Entrevista – Professor José Ricardo

O 1º Oficial de Náutica Ricardo fala sobre a etapa de instrução, os planejamentos futuros na carreira e a vida a bordo. Uma verdadeira aula para quem pensa em ingressar na profissão, para quem está já está no curso e para os que já vivem embarcado.

Após ministrar uma incrível palestra ao lado de sua esposa, a 1ª Oficial de Náutica Fernanda Madeira, durante a II Semana da Profissão, o Jornal Pelicano entrou em contato novamente com o professor de Noções de Embarcação Offshore (NEO), 1ON José Ricardo, para uma entrevista. Sempre muito presente no cotidiano dos alunos da EFOMM, o 1º Oficial de Náutica aceitou o convite, e concordou em responder algumas perguntas a respeito da vida embarcado, do atual universo mercante e da etapa de instrução na Escola.

Além de sempre tratar de igual para igual os mercantes com quem convive, embarcado ou em sala de aula, o 1ON Ricardo tem um currículo que vale a pena destacar: formado em 1999 (no tempo em que o curso durava 4 anos, com 3 embarques ao longo dele), saiu do CIAGA para trabalhar nos navios petroleiros da Transpetro, que começava a ser “criada” a partir da FRONAPE. Depois de um ano, foi convidado a trabalhar no navio Anchor Handling Tug and Supply (AHTS), Maersk Cutter. Em maio de 2008, mudou para o seguimento das plataformas de perfuração, Drillships. Teve a oportunidade de participar tanto do comissionamento quanto da construção dessas unidades no Brasil e no exterior, em especial na Coréia do Sul. Já fez cursos em escolas de marinha mercante na Dinamarca, Noruega, e na Guarda Costeira estadunidense; e afirma, sem “demagogias e tendências nacionalistas”, que a “nossa EFOMM” é a melhor de todas! Com essa enorme bagagem, foi a perfeita escolha para lecionar as aulas de NEO. Segue abaixo a entrevista com o ilustre mestre.

JORNAL PELICANO – Como o senhor enxerga a importância de ter noções sobre as principais embarcações de apoio marítimo offshore para a qualidade profissional dos alunos, tendo em vista o cenário atual do País?

• **Tarefa proposta 1**
Extraia da entrevista, sem alterações, o trecho que começa em "Após ministrar uma incrível" e vai até "instrução na Escola.".

(Registros de anotação de layout)
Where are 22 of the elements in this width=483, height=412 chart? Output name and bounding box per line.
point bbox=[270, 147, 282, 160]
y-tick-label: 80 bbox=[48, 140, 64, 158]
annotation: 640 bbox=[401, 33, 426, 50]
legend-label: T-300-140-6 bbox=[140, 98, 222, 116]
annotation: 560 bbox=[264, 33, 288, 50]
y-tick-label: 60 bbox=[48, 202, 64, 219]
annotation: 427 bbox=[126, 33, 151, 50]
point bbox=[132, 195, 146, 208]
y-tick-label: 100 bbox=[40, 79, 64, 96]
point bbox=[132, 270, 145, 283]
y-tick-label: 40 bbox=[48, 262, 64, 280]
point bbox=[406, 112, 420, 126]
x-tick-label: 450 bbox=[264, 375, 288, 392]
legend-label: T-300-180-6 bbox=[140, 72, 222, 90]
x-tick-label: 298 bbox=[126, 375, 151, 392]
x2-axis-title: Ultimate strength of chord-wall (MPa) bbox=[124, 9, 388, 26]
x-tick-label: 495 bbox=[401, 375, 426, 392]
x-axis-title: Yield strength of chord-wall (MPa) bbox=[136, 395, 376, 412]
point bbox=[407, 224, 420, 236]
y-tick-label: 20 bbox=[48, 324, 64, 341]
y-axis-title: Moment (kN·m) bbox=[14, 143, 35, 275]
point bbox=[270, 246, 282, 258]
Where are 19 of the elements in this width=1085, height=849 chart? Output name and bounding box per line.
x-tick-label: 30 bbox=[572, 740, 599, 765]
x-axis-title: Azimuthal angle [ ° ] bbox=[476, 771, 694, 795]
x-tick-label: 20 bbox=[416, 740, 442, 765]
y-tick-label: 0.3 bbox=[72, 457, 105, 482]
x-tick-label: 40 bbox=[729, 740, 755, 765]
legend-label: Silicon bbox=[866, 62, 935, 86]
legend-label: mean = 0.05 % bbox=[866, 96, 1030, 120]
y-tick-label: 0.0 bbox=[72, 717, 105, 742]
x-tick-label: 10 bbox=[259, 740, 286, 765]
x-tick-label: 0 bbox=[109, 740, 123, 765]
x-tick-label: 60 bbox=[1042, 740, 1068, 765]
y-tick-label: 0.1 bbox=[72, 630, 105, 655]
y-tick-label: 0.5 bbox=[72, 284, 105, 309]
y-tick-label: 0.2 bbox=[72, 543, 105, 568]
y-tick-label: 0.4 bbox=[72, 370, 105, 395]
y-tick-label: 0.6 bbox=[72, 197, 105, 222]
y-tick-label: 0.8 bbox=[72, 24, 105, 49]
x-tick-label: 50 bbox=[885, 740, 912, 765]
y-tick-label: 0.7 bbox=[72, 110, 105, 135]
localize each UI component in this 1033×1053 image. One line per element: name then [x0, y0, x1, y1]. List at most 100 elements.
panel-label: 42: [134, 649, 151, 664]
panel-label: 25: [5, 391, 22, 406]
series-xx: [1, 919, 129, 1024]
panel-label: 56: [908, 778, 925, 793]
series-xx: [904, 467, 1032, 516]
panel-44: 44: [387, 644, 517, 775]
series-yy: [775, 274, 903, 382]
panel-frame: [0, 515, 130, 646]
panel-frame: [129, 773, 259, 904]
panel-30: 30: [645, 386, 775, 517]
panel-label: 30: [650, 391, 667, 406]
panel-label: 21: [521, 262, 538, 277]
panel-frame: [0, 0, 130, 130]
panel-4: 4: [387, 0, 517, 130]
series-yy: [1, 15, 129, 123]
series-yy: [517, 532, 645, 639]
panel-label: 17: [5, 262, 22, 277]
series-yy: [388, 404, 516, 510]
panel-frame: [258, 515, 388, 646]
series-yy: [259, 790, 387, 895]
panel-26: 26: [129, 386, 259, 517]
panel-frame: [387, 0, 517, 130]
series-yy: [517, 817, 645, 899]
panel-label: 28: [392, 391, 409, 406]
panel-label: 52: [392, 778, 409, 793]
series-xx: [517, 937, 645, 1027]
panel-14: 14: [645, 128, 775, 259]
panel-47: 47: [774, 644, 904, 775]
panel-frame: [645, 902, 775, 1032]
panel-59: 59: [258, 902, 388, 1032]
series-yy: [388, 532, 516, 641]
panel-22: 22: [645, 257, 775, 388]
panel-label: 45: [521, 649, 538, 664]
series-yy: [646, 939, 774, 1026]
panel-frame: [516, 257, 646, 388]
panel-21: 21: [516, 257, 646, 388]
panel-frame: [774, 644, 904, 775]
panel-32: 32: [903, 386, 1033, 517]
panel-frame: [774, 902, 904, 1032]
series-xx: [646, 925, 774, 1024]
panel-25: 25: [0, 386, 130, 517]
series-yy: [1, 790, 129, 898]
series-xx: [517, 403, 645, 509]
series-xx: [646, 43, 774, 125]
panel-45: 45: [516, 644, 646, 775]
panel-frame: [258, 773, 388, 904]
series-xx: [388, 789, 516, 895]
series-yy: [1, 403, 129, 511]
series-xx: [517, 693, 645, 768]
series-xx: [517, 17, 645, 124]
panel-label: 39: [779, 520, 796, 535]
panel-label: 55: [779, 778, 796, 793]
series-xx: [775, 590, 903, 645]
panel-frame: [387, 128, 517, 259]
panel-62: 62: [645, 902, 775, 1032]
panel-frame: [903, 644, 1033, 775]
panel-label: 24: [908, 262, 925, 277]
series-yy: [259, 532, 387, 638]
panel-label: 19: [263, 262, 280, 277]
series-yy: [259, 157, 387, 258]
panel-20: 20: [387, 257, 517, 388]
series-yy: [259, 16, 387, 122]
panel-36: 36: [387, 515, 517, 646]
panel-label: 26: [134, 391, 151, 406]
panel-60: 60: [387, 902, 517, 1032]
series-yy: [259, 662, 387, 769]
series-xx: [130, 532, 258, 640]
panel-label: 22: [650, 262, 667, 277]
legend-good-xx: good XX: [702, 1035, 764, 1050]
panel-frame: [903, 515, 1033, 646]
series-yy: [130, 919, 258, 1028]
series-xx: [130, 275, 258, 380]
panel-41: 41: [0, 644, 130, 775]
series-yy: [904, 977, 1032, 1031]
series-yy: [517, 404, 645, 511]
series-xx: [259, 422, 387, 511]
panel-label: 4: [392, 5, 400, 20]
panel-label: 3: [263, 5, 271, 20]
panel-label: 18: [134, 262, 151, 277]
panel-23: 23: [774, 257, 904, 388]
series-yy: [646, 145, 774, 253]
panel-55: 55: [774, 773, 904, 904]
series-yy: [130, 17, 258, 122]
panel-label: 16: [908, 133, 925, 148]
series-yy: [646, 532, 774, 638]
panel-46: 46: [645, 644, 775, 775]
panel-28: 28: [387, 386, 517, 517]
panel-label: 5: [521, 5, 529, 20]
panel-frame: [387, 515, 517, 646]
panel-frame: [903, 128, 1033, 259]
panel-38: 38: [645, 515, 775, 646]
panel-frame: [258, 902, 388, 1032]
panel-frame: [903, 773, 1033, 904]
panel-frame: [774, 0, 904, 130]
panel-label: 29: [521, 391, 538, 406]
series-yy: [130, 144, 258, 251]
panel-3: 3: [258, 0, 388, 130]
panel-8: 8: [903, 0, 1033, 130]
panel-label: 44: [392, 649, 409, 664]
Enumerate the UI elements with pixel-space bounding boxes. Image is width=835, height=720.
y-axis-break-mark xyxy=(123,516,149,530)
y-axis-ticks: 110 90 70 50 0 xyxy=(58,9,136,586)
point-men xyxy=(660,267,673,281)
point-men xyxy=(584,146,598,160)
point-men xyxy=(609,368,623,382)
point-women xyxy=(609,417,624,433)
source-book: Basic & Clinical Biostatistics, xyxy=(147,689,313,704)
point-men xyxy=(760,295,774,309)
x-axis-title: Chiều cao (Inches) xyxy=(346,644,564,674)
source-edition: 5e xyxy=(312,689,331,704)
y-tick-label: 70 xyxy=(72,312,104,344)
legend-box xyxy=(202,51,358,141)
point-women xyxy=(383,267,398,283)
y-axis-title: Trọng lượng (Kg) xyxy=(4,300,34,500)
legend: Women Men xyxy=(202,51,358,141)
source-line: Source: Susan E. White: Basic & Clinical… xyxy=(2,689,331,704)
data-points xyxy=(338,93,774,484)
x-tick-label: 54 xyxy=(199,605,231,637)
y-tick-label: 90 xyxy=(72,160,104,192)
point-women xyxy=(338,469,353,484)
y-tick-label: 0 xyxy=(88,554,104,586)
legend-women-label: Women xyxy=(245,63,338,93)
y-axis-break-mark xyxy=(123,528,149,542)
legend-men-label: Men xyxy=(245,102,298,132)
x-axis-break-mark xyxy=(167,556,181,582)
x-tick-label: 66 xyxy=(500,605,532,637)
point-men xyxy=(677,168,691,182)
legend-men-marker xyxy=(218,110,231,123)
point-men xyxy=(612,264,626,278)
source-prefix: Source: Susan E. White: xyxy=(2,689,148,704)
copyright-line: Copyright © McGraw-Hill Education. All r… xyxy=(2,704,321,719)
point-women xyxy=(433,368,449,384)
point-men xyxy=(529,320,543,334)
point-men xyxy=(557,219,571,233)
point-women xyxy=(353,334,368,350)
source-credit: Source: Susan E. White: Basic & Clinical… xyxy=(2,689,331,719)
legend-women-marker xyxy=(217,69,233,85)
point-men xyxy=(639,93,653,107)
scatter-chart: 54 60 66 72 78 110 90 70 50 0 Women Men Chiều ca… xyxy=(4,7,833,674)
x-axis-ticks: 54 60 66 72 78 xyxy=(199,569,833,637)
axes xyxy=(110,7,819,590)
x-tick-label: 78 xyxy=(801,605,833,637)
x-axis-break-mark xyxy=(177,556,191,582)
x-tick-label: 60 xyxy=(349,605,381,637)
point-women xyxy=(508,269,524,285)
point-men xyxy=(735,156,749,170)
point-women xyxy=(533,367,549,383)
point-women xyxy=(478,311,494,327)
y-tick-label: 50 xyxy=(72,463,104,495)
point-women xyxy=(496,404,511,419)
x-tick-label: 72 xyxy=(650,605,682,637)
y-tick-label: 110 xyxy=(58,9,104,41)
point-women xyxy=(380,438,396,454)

• **Tarefa proposta 2**
Copie sem alterações as linhas dos registros desde o início até a linha que contém "x-tick-label: 495 bbox=[401, 375, 426, 392]", incluindo essa linha.

• **Resposta do exercício 1**
Após ministrar uma incrível palestra ao lado de sua esposa, a 1ª Oficial de Náutica Fernanda Madeira, durante a II Semana da Profissão, o Jornal Pelicano entrou em contato novamente com o professor de Noções de Embarcação Offshore (NEO), 1ON José Ricardo, para uma entrevista. Sempre muito presente no cotidiano dos alunos da EFOMM, o 1º Oficial de Náutica aceitou o convite, e concordou em responder algumas perguntas a respeito da vida embarcado, do atual universo mercante e da etapa de instrução na Escola.

• **Resposta do exercício 2**
Where are 22 of the elements in this width=483, height=412 chart? Output name and bounding box per line.
point bbox=[270, 147, 282, 160]
y-tick-label: 80 bbox=[48, 140, 64, 158]
annotation: 640 bbox=[401, 33, 426, 50]
legend-label: T-300-140-6 bbox=[140, 98, 222, 116]
annotation: 560 bbox=[264, 33, 288, 50]
y-tick-label: 60 bbox=[48, 202, 64, 219]
annotation: 427 bbox=[126, 33, 151, 50]
point bbox=[132, 195, 146, 208]
y-tick-label: 100 bbox=[40, 79, 64, 96]
point bbox=[132, 270, 145, 283]
y-tick-label: 40 bbox=[48, 262, 64, 280]
point bbox=[406, 112, 420, 126]
x-tick-label: 450 bbox=[264, 375, 288, 392]
legend-label: T-300-180-6 bbox=[140, 72, 222, 90]
x-tick-label: 298 bbox=[126, 375, 151, 392]
x2-axis-title: Ultimate strength of chord-wall (MPa) bbox=[124, 9, 388, 26]
x-tick-label: 495 bbox=[401, 375, 426, 392]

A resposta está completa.